-- START Material for this task --

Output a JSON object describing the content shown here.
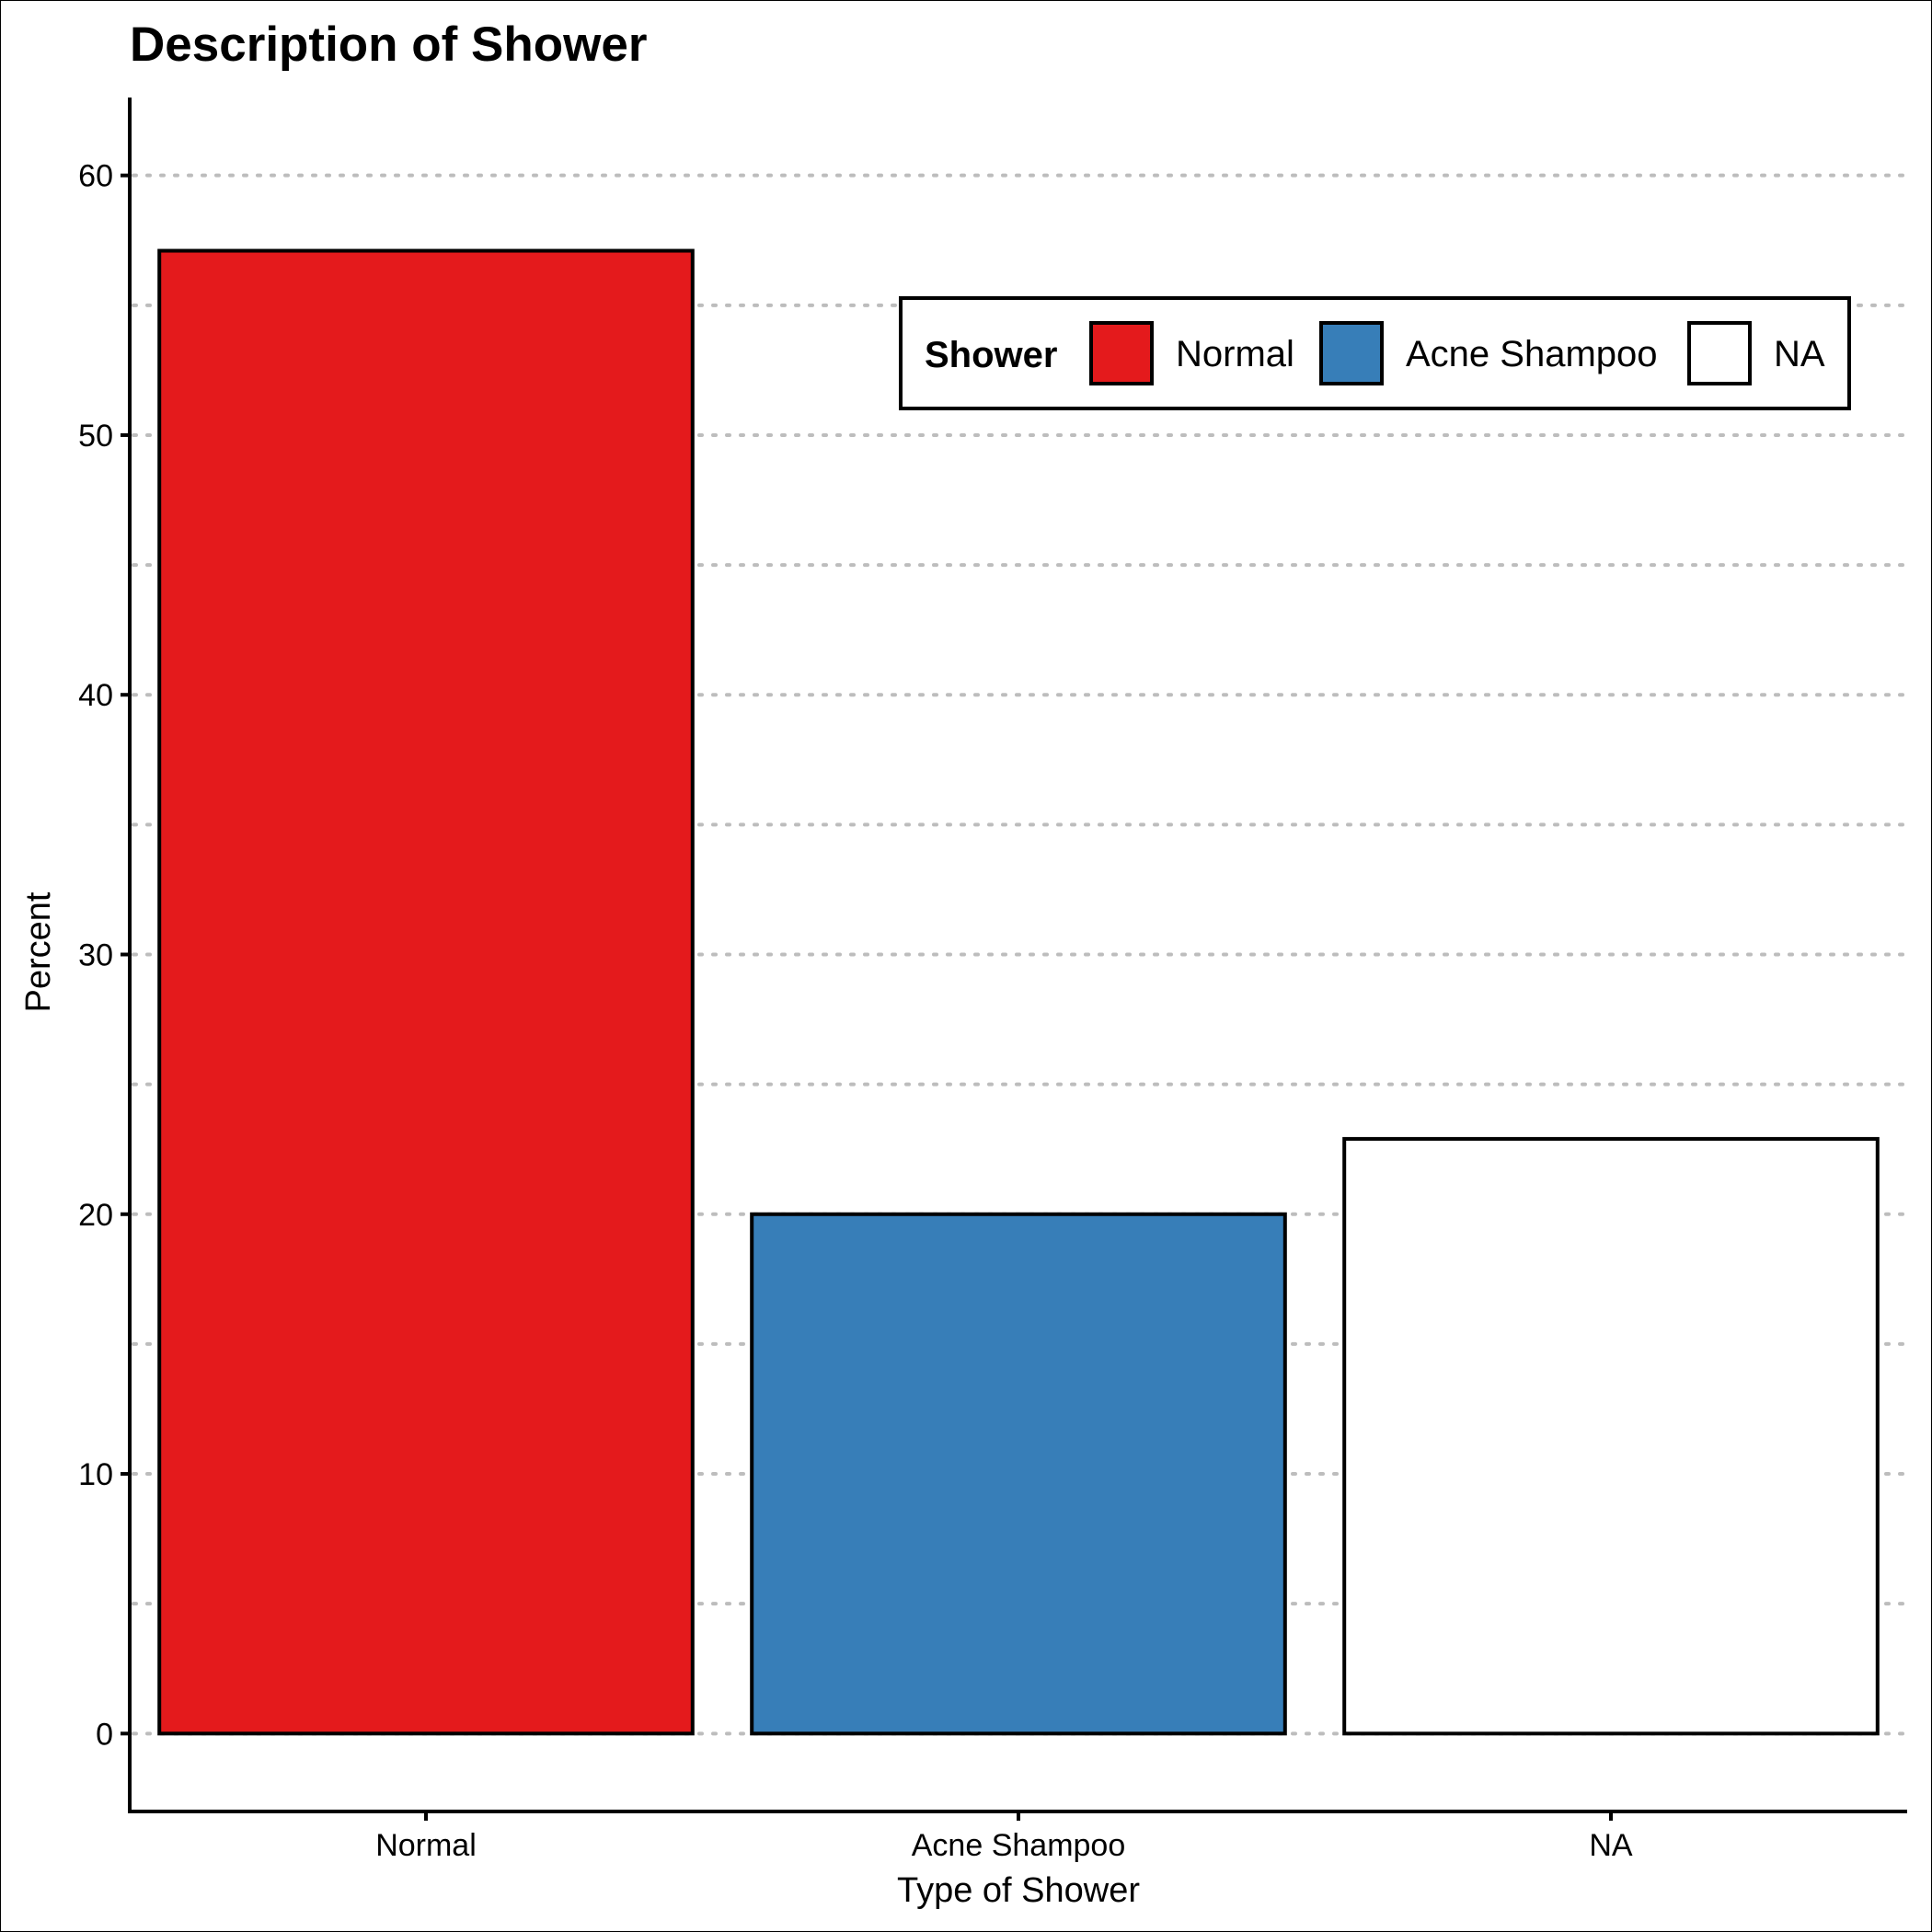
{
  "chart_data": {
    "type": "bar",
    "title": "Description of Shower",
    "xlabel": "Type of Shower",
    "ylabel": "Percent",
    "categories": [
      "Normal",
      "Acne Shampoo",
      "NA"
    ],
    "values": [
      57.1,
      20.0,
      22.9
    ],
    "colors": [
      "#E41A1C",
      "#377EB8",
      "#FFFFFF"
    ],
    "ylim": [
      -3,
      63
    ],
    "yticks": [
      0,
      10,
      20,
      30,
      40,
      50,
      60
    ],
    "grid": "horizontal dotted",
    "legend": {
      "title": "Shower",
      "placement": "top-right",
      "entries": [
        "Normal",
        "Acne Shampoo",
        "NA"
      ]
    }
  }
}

-- END Material for this task --

» Task objective
Identify the lines in the entries that hold "title" and return each one.

» Task solution
    "title": "Description of Shower",
      "title": "Shower",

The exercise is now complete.